▶ **Data provided**

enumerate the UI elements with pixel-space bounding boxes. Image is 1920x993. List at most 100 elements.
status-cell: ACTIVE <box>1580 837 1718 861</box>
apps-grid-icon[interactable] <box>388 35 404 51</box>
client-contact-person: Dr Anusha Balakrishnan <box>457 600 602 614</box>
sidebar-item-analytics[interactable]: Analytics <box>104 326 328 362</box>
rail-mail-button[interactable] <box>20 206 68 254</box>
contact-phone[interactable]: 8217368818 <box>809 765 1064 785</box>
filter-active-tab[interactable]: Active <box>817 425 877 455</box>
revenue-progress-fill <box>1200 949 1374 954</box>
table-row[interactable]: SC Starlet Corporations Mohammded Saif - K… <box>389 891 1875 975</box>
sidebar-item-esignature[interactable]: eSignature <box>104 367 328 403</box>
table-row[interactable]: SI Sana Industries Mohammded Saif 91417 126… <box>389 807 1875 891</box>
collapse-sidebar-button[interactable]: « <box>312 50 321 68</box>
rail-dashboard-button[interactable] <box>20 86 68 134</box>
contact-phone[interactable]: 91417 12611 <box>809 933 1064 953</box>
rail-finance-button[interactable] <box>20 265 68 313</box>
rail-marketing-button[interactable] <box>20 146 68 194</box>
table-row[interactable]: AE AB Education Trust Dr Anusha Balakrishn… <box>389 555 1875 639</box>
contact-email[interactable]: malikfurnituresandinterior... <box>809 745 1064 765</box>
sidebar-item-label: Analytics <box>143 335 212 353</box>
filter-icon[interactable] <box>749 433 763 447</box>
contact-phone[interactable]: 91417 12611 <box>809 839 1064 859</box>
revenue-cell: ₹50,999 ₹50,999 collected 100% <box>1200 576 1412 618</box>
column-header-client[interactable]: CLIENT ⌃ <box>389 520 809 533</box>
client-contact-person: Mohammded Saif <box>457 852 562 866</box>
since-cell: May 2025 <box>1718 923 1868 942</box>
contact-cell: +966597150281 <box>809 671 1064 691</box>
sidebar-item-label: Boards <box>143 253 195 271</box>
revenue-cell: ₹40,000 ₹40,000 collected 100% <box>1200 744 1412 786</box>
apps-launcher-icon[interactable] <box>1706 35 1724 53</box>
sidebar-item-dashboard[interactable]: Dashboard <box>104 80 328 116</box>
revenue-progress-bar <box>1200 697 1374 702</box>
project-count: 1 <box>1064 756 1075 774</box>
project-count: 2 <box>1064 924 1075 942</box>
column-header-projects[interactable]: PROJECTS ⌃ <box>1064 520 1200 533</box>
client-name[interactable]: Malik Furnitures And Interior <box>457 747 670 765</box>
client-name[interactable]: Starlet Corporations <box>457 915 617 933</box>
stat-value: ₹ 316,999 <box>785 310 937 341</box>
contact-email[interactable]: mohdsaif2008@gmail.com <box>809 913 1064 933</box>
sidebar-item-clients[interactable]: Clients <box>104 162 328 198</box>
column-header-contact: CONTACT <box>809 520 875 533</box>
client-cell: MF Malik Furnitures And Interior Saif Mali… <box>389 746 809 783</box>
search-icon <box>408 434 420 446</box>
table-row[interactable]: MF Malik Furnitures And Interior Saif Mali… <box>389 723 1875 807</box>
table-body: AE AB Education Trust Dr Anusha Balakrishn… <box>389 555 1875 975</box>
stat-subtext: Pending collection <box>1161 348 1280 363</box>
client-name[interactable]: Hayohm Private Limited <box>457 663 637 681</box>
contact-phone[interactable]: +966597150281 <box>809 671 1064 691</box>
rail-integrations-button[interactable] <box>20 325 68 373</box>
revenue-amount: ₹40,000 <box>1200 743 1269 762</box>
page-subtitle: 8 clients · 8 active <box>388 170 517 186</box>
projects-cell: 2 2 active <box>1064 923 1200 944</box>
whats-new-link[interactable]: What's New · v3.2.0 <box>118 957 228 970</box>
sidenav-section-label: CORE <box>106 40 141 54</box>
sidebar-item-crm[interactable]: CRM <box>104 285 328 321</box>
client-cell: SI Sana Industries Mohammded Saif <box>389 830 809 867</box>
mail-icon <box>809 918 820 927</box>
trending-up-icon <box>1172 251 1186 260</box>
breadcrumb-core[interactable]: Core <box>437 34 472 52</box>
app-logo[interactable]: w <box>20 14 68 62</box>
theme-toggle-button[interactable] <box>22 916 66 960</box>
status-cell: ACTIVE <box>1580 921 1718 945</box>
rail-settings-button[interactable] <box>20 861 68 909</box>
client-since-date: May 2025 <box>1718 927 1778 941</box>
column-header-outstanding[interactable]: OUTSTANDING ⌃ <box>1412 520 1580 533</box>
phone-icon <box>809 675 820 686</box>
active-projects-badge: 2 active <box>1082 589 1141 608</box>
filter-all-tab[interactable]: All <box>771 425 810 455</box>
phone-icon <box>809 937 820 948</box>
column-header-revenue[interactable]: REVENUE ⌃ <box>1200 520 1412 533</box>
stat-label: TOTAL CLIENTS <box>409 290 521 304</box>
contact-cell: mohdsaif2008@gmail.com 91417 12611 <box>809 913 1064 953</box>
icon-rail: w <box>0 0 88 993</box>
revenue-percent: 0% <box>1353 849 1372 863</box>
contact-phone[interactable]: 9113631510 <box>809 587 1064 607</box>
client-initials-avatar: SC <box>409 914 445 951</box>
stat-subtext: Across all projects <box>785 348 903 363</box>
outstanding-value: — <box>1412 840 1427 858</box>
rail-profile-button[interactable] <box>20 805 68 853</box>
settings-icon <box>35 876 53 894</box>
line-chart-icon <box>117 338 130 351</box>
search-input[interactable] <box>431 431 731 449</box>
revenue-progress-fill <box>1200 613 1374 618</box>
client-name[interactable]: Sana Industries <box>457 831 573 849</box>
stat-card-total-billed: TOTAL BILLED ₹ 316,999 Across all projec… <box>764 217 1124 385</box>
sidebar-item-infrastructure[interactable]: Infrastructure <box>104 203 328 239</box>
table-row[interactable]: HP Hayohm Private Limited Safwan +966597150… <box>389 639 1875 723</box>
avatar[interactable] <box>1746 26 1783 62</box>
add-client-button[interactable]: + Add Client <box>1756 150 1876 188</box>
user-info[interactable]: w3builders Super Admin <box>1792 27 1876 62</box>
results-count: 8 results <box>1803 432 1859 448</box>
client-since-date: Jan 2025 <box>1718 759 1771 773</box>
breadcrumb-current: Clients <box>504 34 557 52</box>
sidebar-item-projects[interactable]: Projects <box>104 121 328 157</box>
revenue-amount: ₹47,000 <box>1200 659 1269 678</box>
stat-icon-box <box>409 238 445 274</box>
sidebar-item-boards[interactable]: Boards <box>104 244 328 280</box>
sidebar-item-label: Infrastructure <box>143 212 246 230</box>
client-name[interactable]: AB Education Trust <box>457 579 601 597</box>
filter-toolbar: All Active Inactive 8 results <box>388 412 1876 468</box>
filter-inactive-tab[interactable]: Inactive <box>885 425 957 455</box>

---

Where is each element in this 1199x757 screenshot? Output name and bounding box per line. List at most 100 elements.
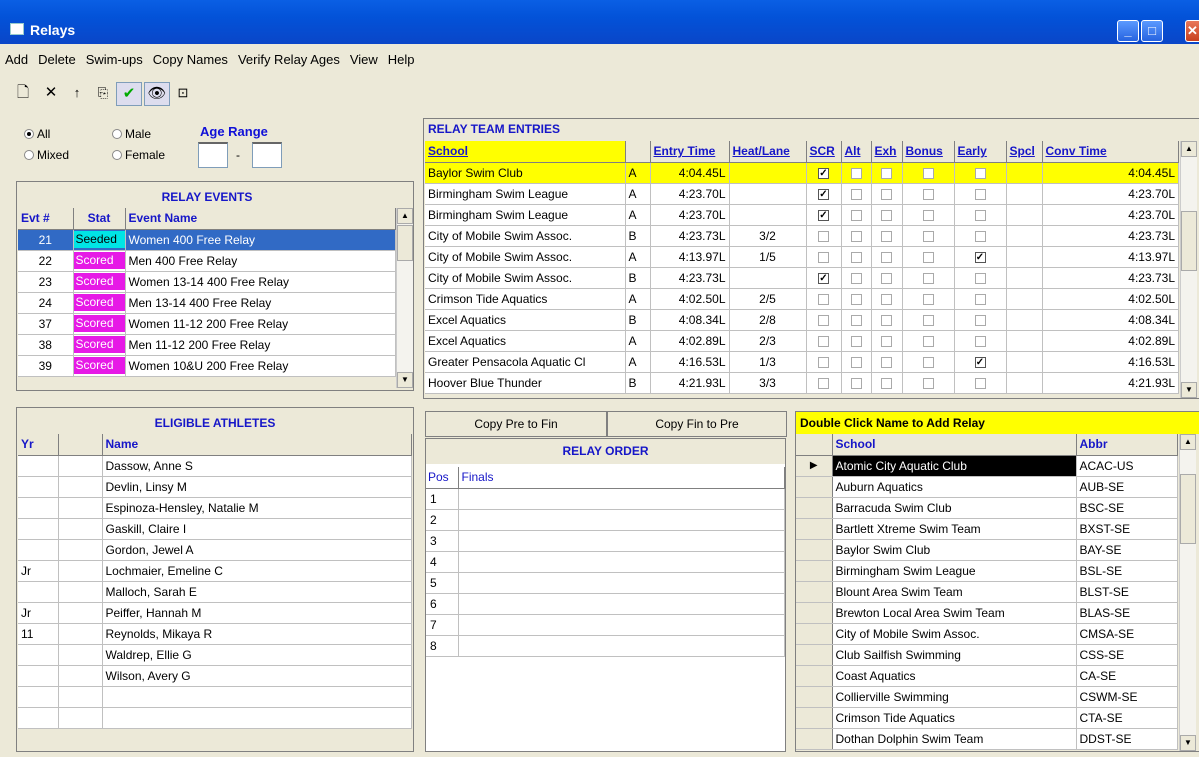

▶ **Work to do**
Rewrite the part of the listing that opens with the line containing "enumerate the UI" and closes with the line containing "filter-active-tab[interactable]: Active <box>817" as a two-column CSV with the header instruction,response. Each row should pair the text to be answered with the answer that follows it, each in one quoted field with line breaks turned into spaces.

▶ **Answer to this task**
instruction,response
"enumerate the UI elements with pixel-space bounding boxes. Image is 1920x993. List at most 100 elements.","status-cell: ACTIVE <box>1580 837 1718 861</box> apps-grid-icon[interactable] <box>388 35 404 51</box> client-contact-person: Dr Anusha Balakrishnan <box>457 600 602 614</box> sidebar-item-analytics[interactable]: Analytics <box>104 326 328 362</box> rail-mail-button[interactable] <box>20 206 68 254</box> contact-phone[interactable]: 8217368818 <box>809 765 1064 785</box> filter-active-tab[interactable]: Active <box>817 425 877 455</box>"